SHORT EXERCISE. Without the pictures, can you quote each line below exactly?

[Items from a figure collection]
>> begin

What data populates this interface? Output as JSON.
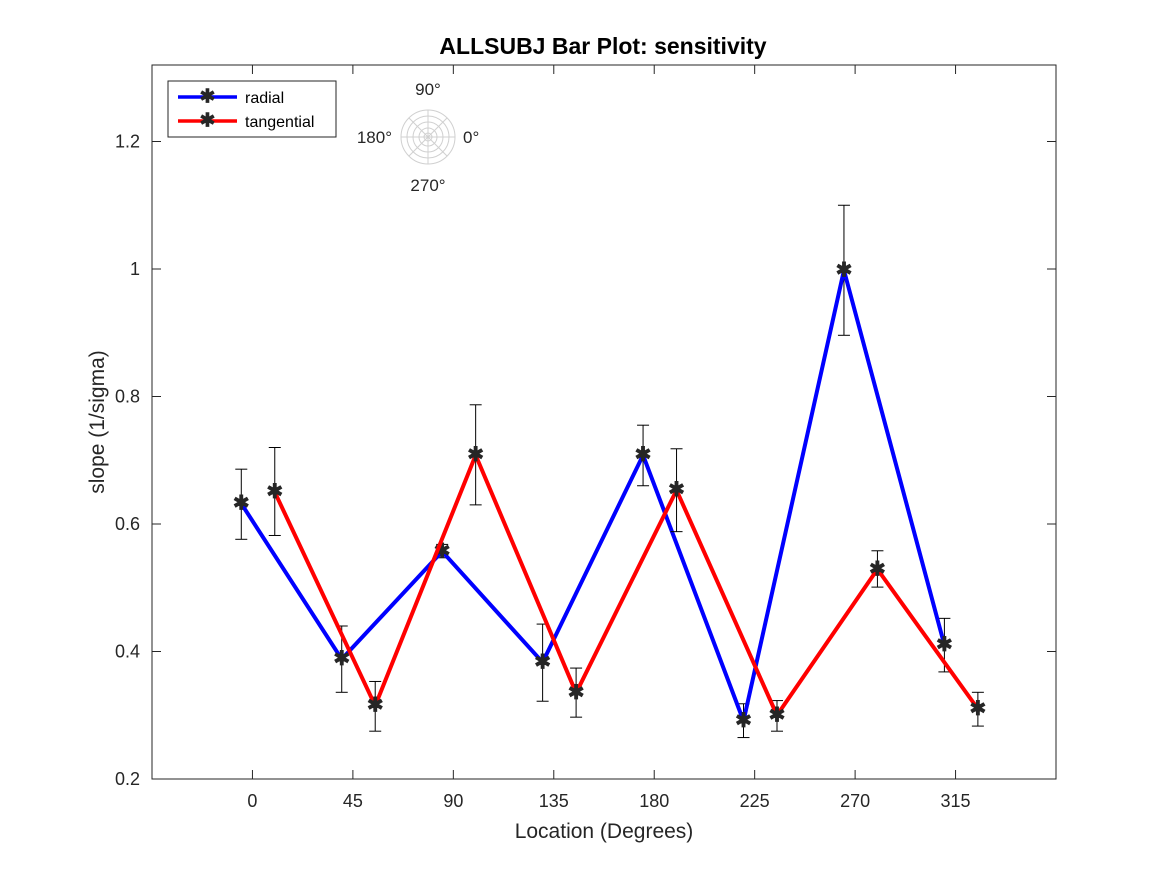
{
  "chart_data": {
    "type": "line",
    "title": "ALLSUBJ Bar Plot: sensitivity",
    "xlabel": "Location (Degrees)",
    "ylabel": "slope (1/sigma)",
    "categories": [
      "0",
      "45",
      "90",
      "135",
      "180",
      "225",
      "270",
      "315"
    ],
    "xlim": [
      -45,
      360
    ],
    "ylim": [
      0.2,
      1.32
    ],
    "yticks": [
      "0.2",
      "0.4",
      "0.6",
      "0.8",
      "1",
      "1.2"
    ],
    "ytick_values": [
      0.2,
      0.4,
      0.6,
      0.8,
      1.0,
      1.2
    ],
    "series": [
      {
        "name": "radial",
        "color": "#0000ff",
        "x": [
          -5,
          40,
          85,
          130,
          175,
          220,
          265,
          310
        ],
        "values": [
          0.632,
          0.388,
          0.557,
          0.383,
          0.708,
          0.291,
          0.998,
          0.41
        ],
        "err_low": [
          0.576,
          0.336,
          0.547,
          0.322,
          0.66,
          0.265,
          0.896,
          0.368
        ],
        "err_high": [
          0.686,
          0.44,
          0.568,
          0.443,
          0.755,
          0.318,
          1.1,
          0.452
        ]
      },
      {
        "name": "tangential",
        "color": "#ff0000",
        "x": [
          10,
          55,
          100,
          145,
          190,
          235,
          280,
          325
        ],
        "values": [
          0.65,
          0.315,
          0.708,
          0.335,
          0.653,
          0.3,
          0.529,
          0.31
        ],
        "err_low": [
          0.582,
          0.275,
          0.63,
          0.297,
          0.588,
          0.275,
          0.501,
          0.283
        ],
        "err_high": [
          0.72,
          0.353,
          0.787,
          0.374,
          0.718,
          0.323,
          0.558,
          0.336
        ]
      }
    ],
    "legend": {
      "placement": "top-left",
      "entries": [
        "radial",
        "tangential"
      ]
    },
    "inset": {
      "type": "polar-key",
      "labels": {
        "top": "90°",
        "left": "180°",
        "right": "0°",
        "bottom": "270°"
      }
    },
    "grid": false
  }
}
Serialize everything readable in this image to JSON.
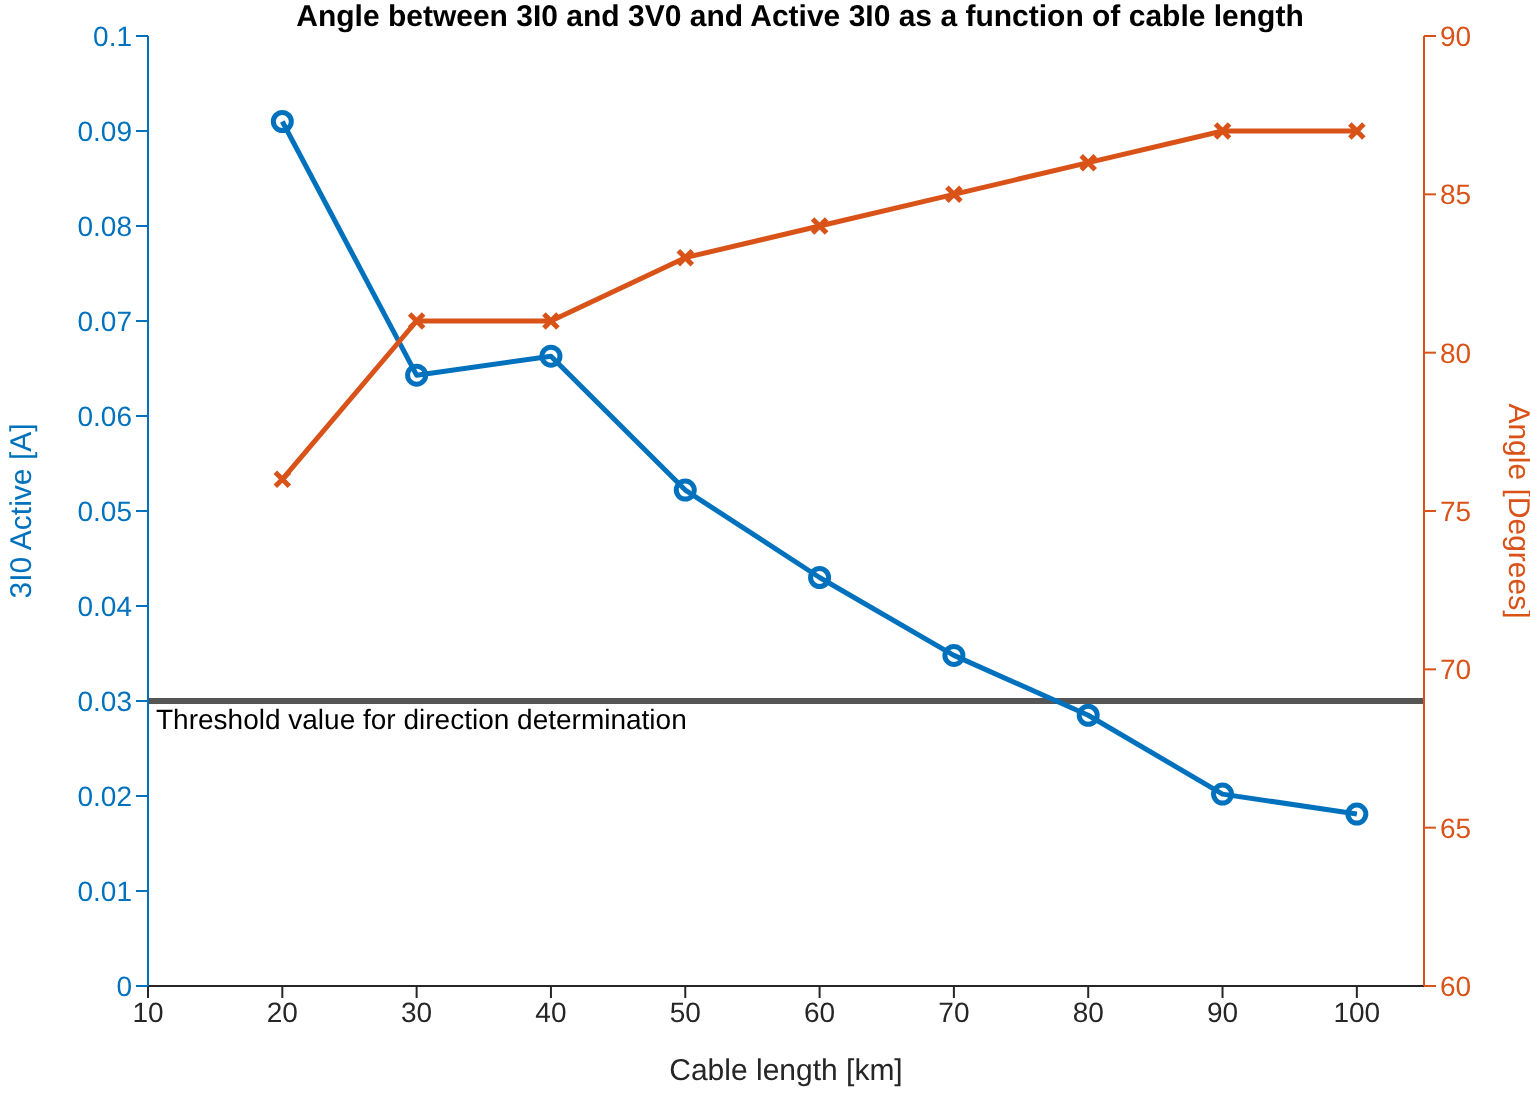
{
  "chart_data": {
    "type": "line",
    "title": "Angle between 3I0 and 3V0 and Active 3I0 as a function of cable length",
    "xlabel": "Cable length [km]",
    "ylabel": "3I0 Active [A]",
    "y2label": "Angle [Degrees]",
    "x": [
      20,
      30,
      40,
      50,
      60,
      70,
      80,
      90,
      100
    ],
    "series": [
      {
        "color": "#0072bd",
        "marker": "circle",
        "values": [
          0.091,
          0.0643,
          0.0663,
          0.0522,
          0.043,
          0.0348,
          0.0285,
          0.0202,
          0.0181
        ]
      },
      {
        "color": "#d95319",
        "marker": "cross",
        "axis": "y2",
        "values": [
          76,
          81,
          81,
          83,
          84,
          85,
          86,
          87,
          87
        ]
      }
    ],
    "xlim": [
      10,
      105
    ],
    "xticks": [
      10,
      20,
      30,
      40,
      50,
      60,
      70,
      80,
      90,
      100
    ],
    "ylim": [
      0,
      0.1
    ],
    "yticks": [
      0,
      0.01,
      0.02,
      0.03,
      0.04,
      0.05,
      0.06,
      0.07,
      0.08,
      0.09,
      0.1
    ],
    "y2lim": [
      60,
      90
    ],
    "y2ticks": [
      60,
      65,
      70,
      75,
      80,
      85,
      90
    ],
    "ref_lines": [
      {
        "axis": "y",
        "value": 0.03,
        "label": "Threshold value for direction determination",
        "color": "#555555",
        "line_style": "solid"
      }
    ],
    "grid": false,
    "legend": false,
    "line_style": "solid"
  }
}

>> end

ANSWER.
What data populates this interface? Output as JSON.
{
  "chart_data": {
    "type": "line",
    "title": "ALLSUBJ Bar Plot: sensitivity",
    "xlabel": "Location (Degrees)",
    "ylabel": "slope (1/sigma)",
    "categories": [
      "0",
      "45",
      "90",
      "135",
      "180",
      "225",
      "270",
      "315"
    ],
    "xlim": [
      -45,
      360
    ],
    "ylim": [
      0.2,
      1.32
    ],
    "yticks": [
      "0.2",
      "0.4",
      "0.6",
      "0.8",
      "1",
      "1.2"
    ],
    "ytick_values": [
      0.2,
      0.4,
      0.6,
      0.8,
      1.0,
      1.2
    ],
    "series": [
      {
        "name": "radial",
        "color": "#0000ff",
        "x": [
          -5,
          40,
          85,
          130,
          175,
          220,
          265,
          310
        ],
        "values": [
          0.632,
          0.388,
          0.557,
          0.383,
          0.708,
          0.291,
          0.998,
          0.41
        ],
        "err_low": [
          0.576,
          0.336,
          0.547,
          0.322,
          0.66,
          0.265,
          0.896,
          0.368
        ],
        "err_high": [
          0.686,
          0.44,
          0.568,
          0.443,
          0.755,
          0.318,
          1.1,
          0.452
        ]
      },
      {
        "name": "tangential",
        "color": "#ff0000",
        "x": [
          10,
          55,
          100,
          145,
          190,
          235,
          280,
          325
        ],
        "values": [
          0.65,
          0.315,
          0.708,
          0.335,
          0.653,
          0.3,
          0.529,
          0.31
        ],
        "err_low": [
          0.582,
          0.275,
          0.63,
          0.297,
          0.588,
          0.275,
          0.501,
          0.283
        ],
        "err_high": [
          0.72,
          0.353,
          0.787,
          0.374,
          0.718,
          0.323,
          0.558,
          0.336
        ]
      }
    ],
    "legend": {
      "placement": "top-left",
      "entries": [
        "radial",
        "tangential"
      ]
    },
    "inset": {
      "type": "polar-key",
      "labels": {
        "top": "90°",
        "left": "180°",
        "right": "0°",
        "bottom": "270°"
      }
    },
    "grid": false
  }
}
Serialize everything readable in this image to JSON.
{
  "chart_data": {
    "type": "line",
    "title": "Angle between 3I0 and 3V0 and Active 3I0 as a function of cable length",
    "xlabel": "Cable length [km]",
    "ylabel": "3I0 Active [A]",
    "y2label": "Angle [Degrees]",
    "x": [
      20,
      30,
      40,
      50,
      60,
      70,
      80,
      90,
      100
    ],
    "series": [
      {
        "color": "#0072bd",
        "marker": "circle",
        "values": [
          0.091,
          0.0643,
          0.0663,
          0.0522,
          0.043,
          0.0348,
          0.0285,
          0.0202,
          0.0181
        ]
      },
      {
        "color": "#d95319",
        "marker": "cross",
        "axis": "y2",
        "values": [
          76,
          81,
          81,
          83,
          84,
          85,
          86,
          87,
          87
        ]
      }
    ],
    "xlim": [
      10,
      105
    ],
    "xticks": [
      10,
      20,
      30,
      40,
      50,
      60,
      70,
      80,
      90,
      100
    ],
    "ylim": [
      0,
      0.1
    ],
    "yticks": [
      0,
      0.01,
      0.02,
      0.03,
      0.04,
      0.05,
      0.06,
      0.07,
      0.08,
      0.09,
      0.1
    ],
    "y2lim": [
      60,
      90
    ],
    "y2ticks": [
      60,
      65,
      70,
      75,
      80,
      85,
      90
    ],
    "ref_lines": [
      {
        "axis": "y",
        "value": 0.03,
        "label": "Threshold value for direction determination",
        "color": "#555555",
        "line_style": "solid"
      }
    ],
    "grid": false,
    "legend": false,
    "line_style": "solid"
  }
}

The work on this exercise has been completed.